What the task requires
Gather every line from the entries below that includes "date".

▬▬▬▬▬▬▬▬▬▬

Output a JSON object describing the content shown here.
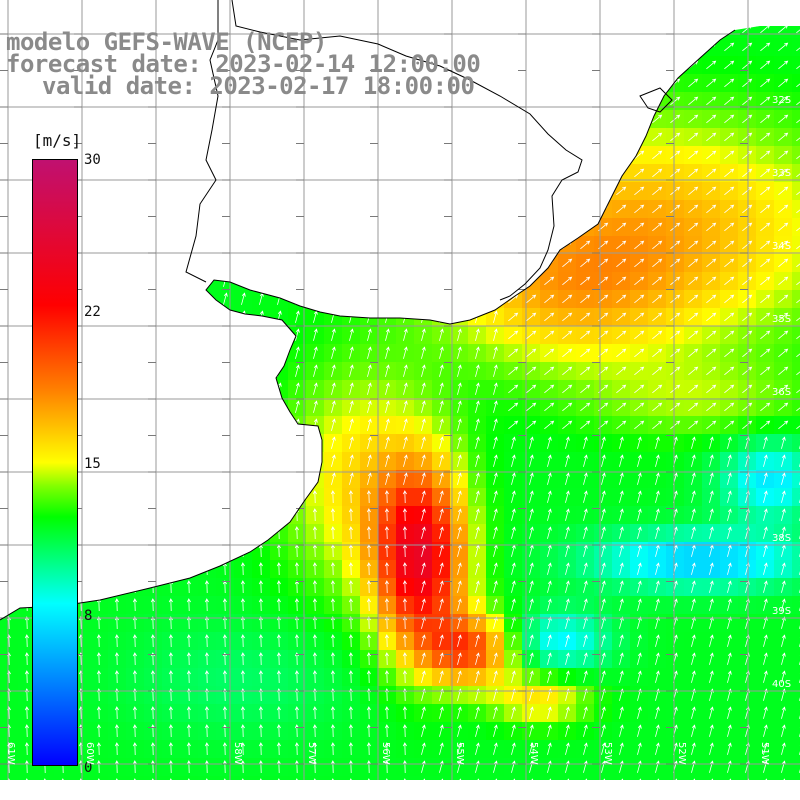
{
  "title": {
    "line1": "modelo GEFS-WAVE (NCEP)",
    "line2": "forecast date: 2023-02-14 12:00:00",
    "line3": "valid date: 2023-02-17 18:00:00"
  },
  "colorbar": {
    "unit": "[m/s]",
    "ticks": [
      "30",
      "22",
      "15",
      "8",
      "0"
    ],
    "min": 0,
    "max": 30
  },
  "grid": {
    "lat_labels": [
      "32S",
      "33S",
      "34S",
      "35S",
      "36S",
      "38S",
      "39S",
      "40S"
    ],
    "lon_labels": [
      "61W",
      "60W",
      "58W",
      "57W",
      "56W",
      "55W",
      "54W",
      "53W",
      "52W",
      "51W"
    ]
  },
  "colors": {
    "land": "#ffffff",
    "grid_line": "#9a9a9a",
    "coast": "#000000",
    "title_text": "#8a8a8a",
    "arrows": "#ffffff"
  }
}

▬▬▬▬▬▬▬▬▬▬

Exercise solution
    "line2": "forecast date: 2023-02-14 12:00:00",
    "line3": "valid date: 2023-02-17 18:00:00"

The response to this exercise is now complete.